##### PROVIDED DATA #####

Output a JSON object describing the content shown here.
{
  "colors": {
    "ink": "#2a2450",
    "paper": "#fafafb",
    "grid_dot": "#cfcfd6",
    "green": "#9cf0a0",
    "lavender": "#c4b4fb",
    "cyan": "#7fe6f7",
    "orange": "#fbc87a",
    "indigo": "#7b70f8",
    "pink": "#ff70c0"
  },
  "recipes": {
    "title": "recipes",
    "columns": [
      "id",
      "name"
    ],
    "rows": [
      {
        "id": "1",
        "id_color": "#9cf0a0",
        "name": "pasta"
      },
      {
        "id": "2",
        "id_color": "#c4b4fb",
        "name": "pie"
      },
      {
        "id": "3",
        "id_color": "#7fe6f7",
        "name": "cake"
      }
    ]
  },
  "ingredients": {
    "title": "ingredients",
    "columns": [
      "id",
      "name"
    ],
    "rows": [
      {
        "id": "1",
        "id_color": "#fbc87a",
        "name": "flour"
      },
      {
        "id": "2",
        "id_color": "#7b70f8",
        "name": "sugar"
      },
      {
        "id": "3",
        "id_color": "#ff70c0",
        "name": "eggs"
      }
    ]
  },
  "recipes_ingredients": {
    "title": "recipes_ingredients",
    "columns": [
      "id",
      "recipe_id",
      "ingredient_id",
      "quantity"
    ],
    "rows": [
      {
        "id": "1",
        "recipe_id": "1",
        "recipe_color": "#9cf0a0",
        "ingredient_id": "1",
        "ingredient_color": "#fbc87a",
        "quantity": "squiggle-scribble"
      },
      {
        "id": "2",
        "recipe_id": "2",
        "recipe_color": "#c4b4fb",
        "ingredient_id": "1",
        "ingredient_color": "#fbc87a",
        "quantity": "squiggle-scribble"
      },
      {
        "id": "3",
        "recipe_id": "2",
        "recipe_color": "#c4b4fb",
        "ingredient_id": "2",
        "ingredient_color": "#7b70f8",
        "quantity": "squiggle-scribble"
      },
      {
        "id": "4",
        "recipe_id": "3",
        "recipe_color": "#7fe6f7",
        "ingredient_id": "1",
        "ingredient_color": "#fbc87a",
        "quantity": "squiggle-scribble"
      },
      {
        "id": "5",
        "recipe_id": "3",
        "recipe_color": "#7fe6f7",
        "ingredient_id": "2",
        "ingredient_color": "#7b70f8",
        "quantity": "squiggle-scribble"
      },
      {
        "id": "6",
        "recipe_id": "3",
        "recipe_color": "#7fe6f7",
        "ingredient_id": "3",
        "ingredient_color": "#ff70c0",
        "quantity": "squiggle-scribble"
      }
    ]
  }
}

#####

● **DIRECTION**
Nothing in the data may differ; print all of it exactly as written.

● **OUTPUT FOR THIS EXERCISE**
Output a JSON object describing the content shown here.
{
  "colors": {
    "ink": "#2a2450",
    "paper": "#fafafb",
    "grid_dot": "#cfcfd6",
    "green": "#9cf0a0",
    "lavender": "#c4b4fb",
    "cyan": "#7fe6f7",
    "orange": "#fbc87a",
    "indigo": "#7b70f8",
    "pink": "#ff70c0"
  },
  "recipes": {
    "title": "recipes",
    "columns": [
      "id",
      "name"
    ],
    "rows": [
      {
        "id": "1",
        "id_color": "#9cf0a0",
        "name": "pasta"
      },
      {
        "id": "2",
        "id_color": "#c4b4fb",
        "name": "pie"
      },
      {
        "id": "3",
        "id_color": "#7fe6f7",
        "name": "cake"
      }
    ]
  },
  "ingredients": {
    "title": "ingredients",
    "columns": [
      "id",
      "name"
    ],
    "rows": [
      {
        "id": "1",
        "id_color": "#fbc87a",
        "name": "flour"
      },
      {
        "id": "2",
        "id_color": "#7b70f8",
        "name": "sugar"
      },
      {
        "id": "3",
        "id_color": "#ff70c0",
        "name": "eggs"
      }
    ]
  },
  "recipes_ingredients": {
    "title": "recipes_ingredients",
    "columns": [
      "id",
      "recipe_id",
      "ingredient_id",
      "quantity"
    ],
    "rows": [
      {
        "id": "1",
        "recipe_id": "1",
        "recipe_color": "#9cf0a0",
        "ingredient_id": "1",
        "ingredient_color": "#fbc87a",
        "quantity": "squiggle-scribble"
      },
      {
        "id": "2",
        "recipe_id": "2",
        "recipe_color": "#c4b4fb",
        "ingredient_id": "1",
        "ingredient_color": "#fbc87a",
        "quantity": "squiggle-scribble"
      },
      {
        "id": "3",
        "recipe_id": "2",
        "recipe_color": "#c4b4fb",
        "ingredient_id": "2",
        "ingredient_color": "#7b70f8",
        "quantity": "squiggle-scribble"
      },
      {
        "id": "4",
        "recipe_id": "3",
        "recipe_color": "#7fe6f7",
        "ingredient_id": "1",
        "ingredient_color": "#fbc87a",
        "quantity": "squiggle-scribble"
      },
      {
        "id": "5",
        "recipe_id": "3",
        "recipe_color": "#7fe6f7",
        "ingredient_id": "2",
        "ingredient_color": "#7b70f8",
        "quantity": "squiggle-scribble"
      },
      {
        "id": "6",
        "recipe_id": "3",
        "recipe_color": "#7fe6f7",
        "ingredient_id": "3",
        "ingredient_color": "#ff70c0",
        "quantity": "squiggle-scribble"
      }
    ]
  }
}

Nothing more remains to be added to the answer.